**Rows:**
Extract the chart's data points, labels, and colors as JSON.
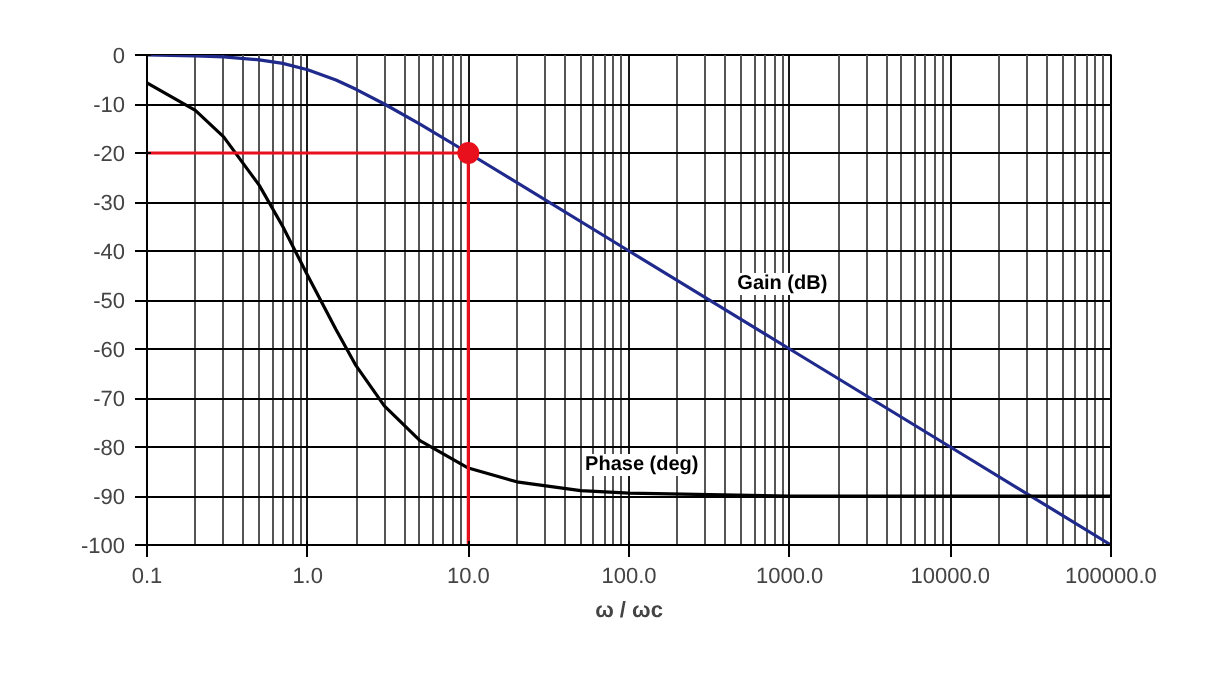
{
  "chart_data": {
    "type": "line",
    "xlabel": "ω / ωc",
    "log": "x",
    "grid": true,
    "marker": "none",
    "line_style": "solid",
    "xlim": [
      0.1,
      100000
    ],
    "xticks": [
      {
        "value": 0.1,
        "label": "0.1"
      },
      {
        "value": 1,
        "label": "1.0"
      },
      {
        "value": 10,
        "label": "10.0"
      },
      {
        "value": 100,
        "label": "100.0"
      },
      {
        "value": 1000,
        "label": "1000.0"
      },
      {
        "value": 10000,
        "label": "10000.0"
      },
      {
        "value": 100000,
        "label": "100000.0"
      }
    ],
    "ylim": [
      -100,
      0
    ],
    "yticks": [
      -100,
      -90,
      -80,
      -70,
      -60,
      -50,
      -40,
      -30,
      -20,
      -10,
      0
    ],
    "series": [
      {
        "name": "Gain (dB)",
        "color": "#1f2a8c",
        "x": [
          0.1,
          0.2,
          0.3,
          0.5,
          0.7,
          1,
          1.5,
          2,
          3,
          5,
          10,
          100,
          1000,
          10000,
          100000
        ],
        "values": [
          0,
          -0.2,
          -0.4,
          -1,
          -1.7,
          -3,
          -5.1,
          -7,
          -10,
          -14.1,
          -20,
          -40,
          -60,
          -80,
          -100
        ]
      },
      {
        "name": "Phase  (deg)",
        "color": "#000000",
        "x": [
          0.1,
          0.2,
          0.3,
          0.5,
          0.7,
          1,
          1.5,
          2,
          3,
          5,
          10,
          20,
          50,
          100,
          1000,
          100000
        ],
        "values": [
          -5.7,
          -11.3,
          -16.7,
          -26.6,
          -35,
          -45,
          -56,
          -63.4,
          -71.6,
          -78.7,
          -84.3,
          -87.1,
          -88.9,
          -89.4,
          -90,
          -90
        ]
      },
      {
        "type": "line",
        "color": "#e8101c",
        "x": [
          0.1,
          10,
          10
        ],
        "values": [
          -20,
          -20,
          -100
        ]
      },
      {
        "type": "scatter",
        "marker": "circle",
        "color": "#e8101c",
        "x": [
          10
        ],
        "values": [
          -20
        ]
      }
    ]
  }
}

**What you will do:** Extract the full listing above verbatim; pictures are to be left out of the copy.

**Answer:**
Extract the chart's data points, labels, and colors as JSON.
{
  "chart_data": {
    "type": "line",
    "xlabel": "ω / ωc",
    "log": "x",
    "grid": true,
    "marker": "none",
    "line_style": "solid",
    "xlim": [
      0.1,
      100000
    ],
    "xticks": [
      {
        "value": 0.1,
        "label": "0.1"
      },
      {
        "value": 1,
        "label": "1.0"
      },
      {
        "value": 10,
        "label": "10.0"
      },
      {
        "value": 100,
        "label": "100.0"
      },
      {
        "value": 1000,
        "label": "1000.0"
      },
      {
        "value": 10000,
        "label": "10000.0"
      },
      {
        "value": 100000,
        "label": "100000.0"
      }
    ],
    "ylim": [
      -100,
      0
    ],
    "yticks": [
      -100,
      -90,
      -80,
      -70,
      -60,
      -50,
      -40,
      -30,
      -20,
      -10,
      0
    ],
    "series": [
      {
        "name": "Gain (dB)",
        "color": "#1f2a8c",
        "x": [
          0.1,
          0.2,
          0.3,
          0.5,
          0.7,
          1,
          1.5,
          2,
          3,
          5,
          10,
          100,
          1000,
          10000,
          100000
        ],
        "values": [
          0,
          -0.2,
          -0.4,
          -1,
          -1.7,
          -3,
          -5.1,
          -7,
          -10,
          -14.1,
          -20,
          -40,
          -60,
          -80,
          -100
        ]
      },
      {
        "name": "Phase  (deg)",
        "color": "#000000",
        "x": [
          0.1,
          0.2,
          0.3,
          0.5,
          0.7,
          1,
          1.5,
          2,
          3,
          5,
          10,
          20,
          50,
          100,
          1000,
          100000
        ],
        "values": [
          -5.7,
          -11.3,
          -16.7,
          -26.6,
          -35,
          -45,
          -56,
          -63.4,
          -71.6,
          -78.7,
          -84.3,
          -87.1,
          -88.9,
          -89.4,
          -90,
          -90
        ]
      },
      {
        "type": "line",
        "color": "#e8101c",
        "x": [
          0.1,
          10,
          10
        ],
        "values": [
          -20,
          -20,
          -100
        ]
      },
      {
        "type": "scatter",
        "marker": "circle",
        "color": "#e8101c",
        "x": [
          10
        ],
        "values": [
          -20
        ]
      }
    ]
  }
}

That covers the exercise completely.